▸ **Supplied material**:
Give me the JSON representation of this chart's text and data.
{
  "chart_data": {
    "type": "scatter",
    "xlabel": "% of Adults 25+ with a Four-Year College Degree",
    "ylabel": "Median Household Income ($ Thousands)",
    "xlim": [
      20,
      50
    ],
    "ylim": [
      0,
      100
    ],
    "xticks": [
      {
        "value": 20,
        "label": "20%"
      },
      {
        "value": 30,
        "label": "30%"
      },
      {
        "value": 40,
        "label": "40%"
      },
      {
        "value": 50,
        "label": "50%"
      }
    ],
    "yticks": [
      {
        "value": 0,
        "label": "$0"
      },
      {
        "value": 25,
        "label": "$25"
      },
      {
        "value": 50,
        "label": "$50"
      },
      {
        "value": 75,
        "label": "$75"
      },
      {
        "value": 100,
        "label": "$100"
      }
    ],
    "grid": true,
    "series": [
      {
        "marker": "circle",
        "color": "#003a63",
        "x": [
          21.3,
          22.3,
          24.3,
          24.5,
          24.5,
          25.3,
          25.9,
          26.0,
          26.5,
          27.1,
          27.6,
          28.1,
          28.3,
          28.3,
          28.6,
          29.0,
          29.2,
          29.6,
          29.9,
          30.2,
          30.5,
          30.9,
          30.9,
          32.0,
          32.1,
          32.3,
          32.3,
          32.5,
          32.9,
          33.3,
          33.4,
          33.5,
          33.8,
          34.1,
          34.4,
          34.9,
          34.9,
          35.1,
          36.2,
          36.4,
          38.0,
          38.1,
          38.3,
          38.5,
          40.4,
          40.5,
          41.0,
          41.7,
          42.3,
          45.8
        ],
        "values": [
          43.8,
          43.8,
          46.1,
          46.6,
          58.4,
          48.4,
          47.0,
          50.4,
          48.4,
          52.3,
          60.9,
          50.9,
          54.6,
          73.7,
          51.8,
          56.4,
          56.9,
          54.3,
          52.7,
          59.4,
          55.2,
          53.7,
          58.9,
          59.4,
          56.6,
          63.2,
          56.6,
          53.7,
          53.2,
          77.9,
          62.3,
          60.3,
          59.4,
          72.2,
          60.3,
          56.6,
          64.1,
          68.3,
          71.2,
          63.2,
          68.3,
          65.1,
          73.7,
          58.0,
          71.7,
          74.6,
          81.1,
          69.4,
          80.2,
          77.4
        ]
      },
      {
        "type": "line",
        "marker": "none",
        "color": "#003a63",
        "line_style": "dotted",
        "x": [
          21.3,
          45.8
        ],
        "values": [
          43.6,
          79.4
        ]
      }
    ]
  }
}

▸ **Goal**:
Write out the full listing exactly as given.

▸ **Worked solution**:
Give me the JSON representation of this chart's text and data.
{
  "chart_data": {
    "type": "scatter",
    "xlabel": "% of Adults 25+ with a Four-Year College Degree",
    "ylabel": "Median Household Income ($ Thousands)",
    "xlim": [
      20,
      50
    ],
    "ylim": [
      0,
      100
    ],
    "xticks": [
      {
        "value": 20,
        "label": "20%"
      },
      {
        "value": 30,
        "label": "30%"
      },
      {
        "value": 40,
        "label": "40%"
      },
      {
        "value": 50,
        "label": "50%"
      }
    ],
    "yticks": [
      {
        "value": 0,
        "label": "$0"
      },
      {
        "value": 25,
        "label": "$25"
      },
      {
        "value": 50,
        "label": "$50"
      },
      {
        "value": 75,
        "label": "$75"
      },
      {
        "value": 100,
        "label": "$100"
      }
    ],
    "grid": true,
    "series": [
      {
        "marker": "circle",
        "color": "#003a63",
        "x": [
          21.3,
          22.3,
          24.3,
          24.5,
          24.5,
          25.3,
          25.9,
          26.0,
          26.5,
          27.1,
          27.6,
          28.1,
          28.3,
          28.3,
          28.6,
          29.0,
          29.2,
          29.6,
          29.9,
          30.2,
          30.5,
          30.9,
          30.9,
          32.0,
          32.1,
          32.3,
          32.3,
          32.5,
          32.9,
          33.3,
          33.4,
          33.5,
          33.8,
          34.1,
          34.4,
          34.9,
          34.9,
          35.1,
          36.2,
          36.4,
          38.0,
          38.1,
          38.3,
          38.5,
          40.4,
          40.5,
          41.0,
          41.7,
          42.3,
          45.8
        ],
        "values": [
          43.8,
          43.8,
          46.1,
          46.6,
          58.4,
          48.4,
          47.0,
          50.4,
          48.4,
          52.3,
          60.9,
          50.9,
          54.6,
          73.7,
          51.8,
          56.4,
          56.9,
          54.3,
          52.7,
          59.4,
          55.2,
          53.7,
          58.9,
          59.4,
          56.6,
          63.2,
          56.6,
          53.7,
          53.2,
          77.9,
          62.3,
          60.3,
          59.4,
          72.2,
          60.3,
          56.6,
          64.1,
          68.3,
          71.2,
          63.2,
          68.3,
          65.1,
          73.7,
          58.0,
          71.7,
          74.6,
          81.1,
          69.4,
          80.2,
          77.4
        ]
      },
      {
        "type": "line",
        "marker": "none",
        "color": "#003a63",
        "line_style": "dotted",
        "x": [
          21.3,
          45.8
        ],
        "values": [
          43.6,
          79.4
        ]
      }
    ]
  }
}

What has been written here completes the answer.